(Dataset items)
——
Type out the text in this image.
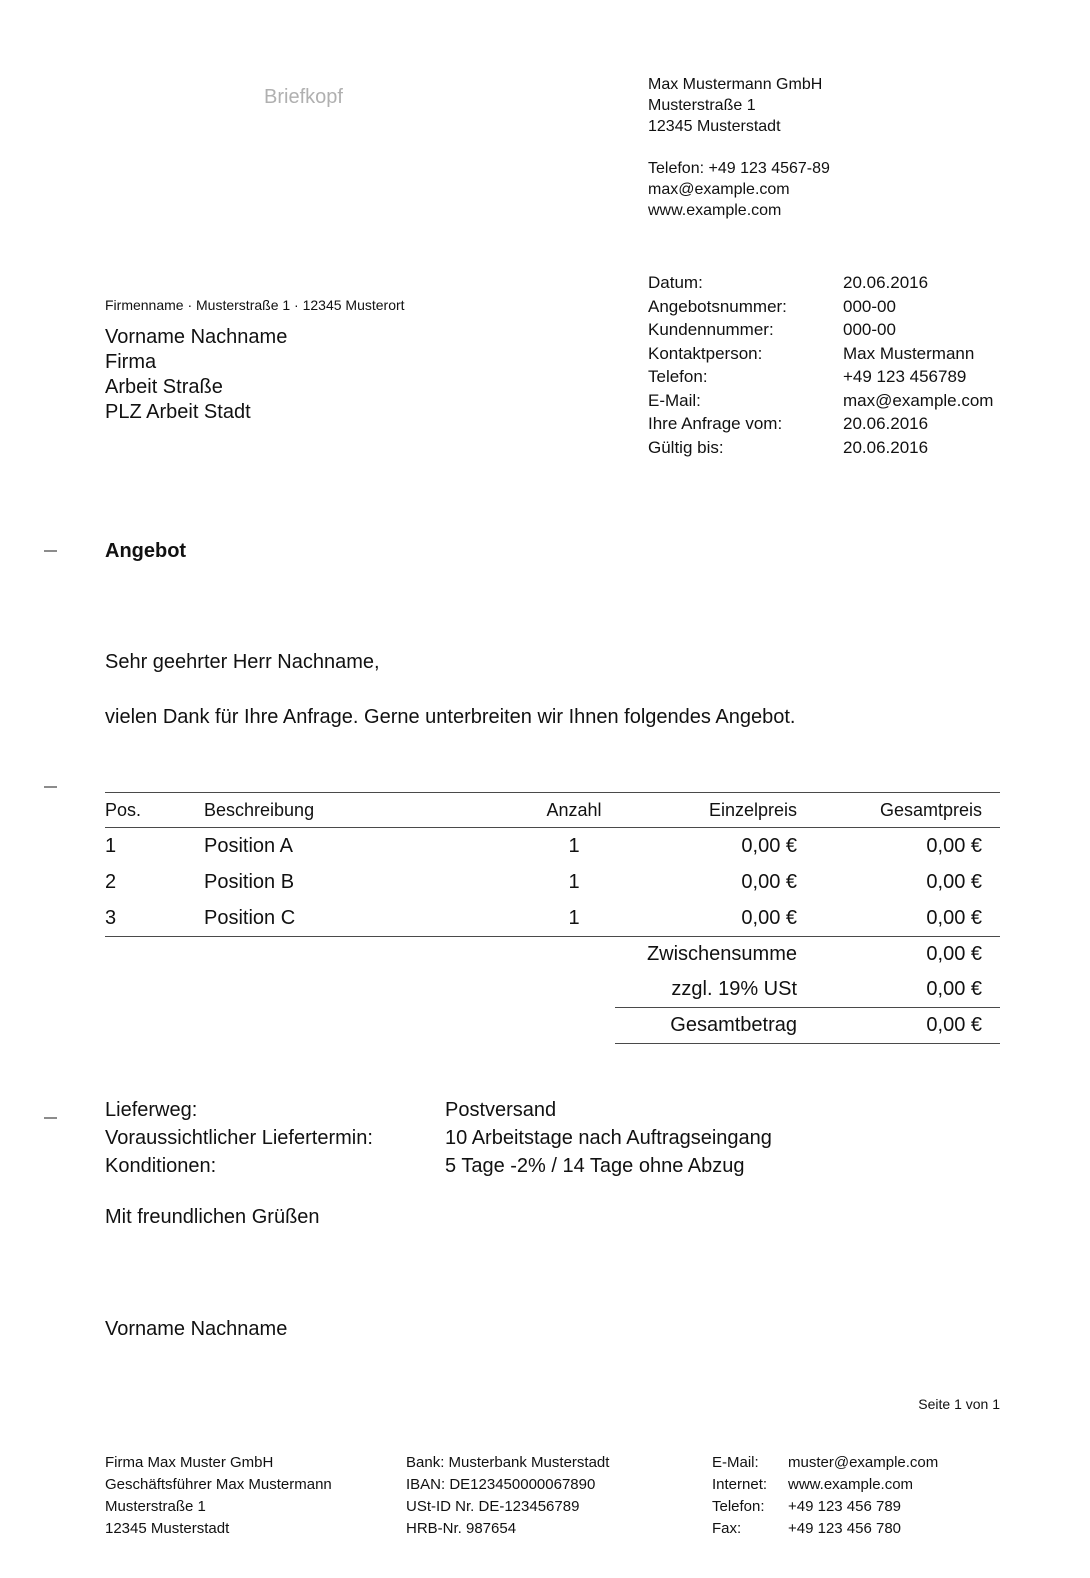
Briefkopf
Max Mustermann GmbH
Musterstraße 1
12345 Musterstadt
Telefon: +49 123 4567-89
max@example.com
www.example.com
Firmenname · Musterstraße 1 · 12345 Musterort
Vorname Nachname
Firma
Arbeit Straße
PLZ Arbeit Stadt
Datum:	20.06.2016
Angebotsnummer:	000-00
Kundennummer:	000-00
Kontaktperson:	Max Mustermann
Telefon:	+49 123 456789
E-Mail:	max@example.com
Ihre Anfrage vom:	20.06.2016
Gültig bis:	20.06.2016
Angebot
Sehr geehrter Herr Nachname,
vielen Dank für Ihre Anfrage. Gerne unterbreiten wir Ihnen folgendes Angebot.
Pos.	Beschreibung	Anzahl	Einzelpreis	Gesamtpreis
1	Position A	1	0,00 €	0,00 €
2	Position B	1	0,00 €	0,00 €
3	Position C	1	0,00 €	0,00 €
Zwischensumme	0,00 €
zzgl. 19% USt	0,00 €
Gesamtbetrag	0,00 €
Lieferweg:	Postversand
Voraussichtlicher Liefertermin:	10 Arbeitstage nach Auftragseingang
Konditionen:	5 Tage -2% / 14 Tage ohne Abzug
Mit freundlichen Grüßen
Vorname Nachname
Seite 1 von 1
Firma Max Muster GmbH
Geschäftsführer Max Mustermann
Musterstraße 1
12345 Musterstadt
Bank: Musterbank Musterstadt
IBAN: DE123450000067890
USt-ID Nr. DE-123456789
HRB-Nr. 987654
E-Mail:	muster@example.com
Internet:	www.example.com
Telefon:	+49 123 456 789
Fax:	+49 123 456 780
——
| AIM OF THE TASK |
Word for word, quote the lines above. Omit the pictures.

| FINAL RESULT |
Type out the text in this image.
Briefkopf
Max Mustermann GmbH
Musterstraße 1
12345 Musterstadt
Telefon: +49 123 4567-89
max@example.com
www.example.com
Firmenname · Musterstraße 1 · 12345 Musterort
Vorname Nachname
Firma
Arbeit Straße
PLZ Arbeit Stadt
Datum:	20.06.2016
Angebotsnummer:	000-00
Kundennummer:	000-00
Kontaktperson:	Max Mustermann
Telefon:	+49 123 456789
E-Mail:	max@example.com
Ihre Anfrage vom:	20.06.2016
Gültig bis:	20.06.2016
Angebot
Sehr geehrter Herr Nachname,
vielen Dank für Ihre Anfrage. Gerne unterbreiten wir Ihnen folgendes Angebot.
Pos.	Beschreibung	Anzahl	Einzelpreis	Gesamtpreis
1	Position A	1	0,00 €	0,00 €
2	Position B	1	0,00 €	0,00 €
3	Position C	1	0,00 €	0,00 €
Zwischensumme	0,00 €
zzgl. 19% USt	0,00 €
Gesamtbetrag	0,00 €
Lieferweg:	Postversand
Voraussichtlicher Liefertermin:	10 Arbeitstage nach Auftragseingang
Konditionen:	5 Tage -2% / 14 Tage ohne Abzug
Mit freundlichen Grüßen
Vorname Nachname
Seite 1 von 1
Firma Max Muster GmbH
Geschäftsführer Max Mustermann
Musterstraße 1
12345 Musterstadt
Bank: Musterbank Musterstadt
IBAN: DE123450000067890
USt-ID Nr. DE-123456789
HRB-Nr. 987654
E-Mail:	muster@example.com
Internet:	www.example.com
Telefon:	+49 123 456 789
Fax:	+49 123 456 780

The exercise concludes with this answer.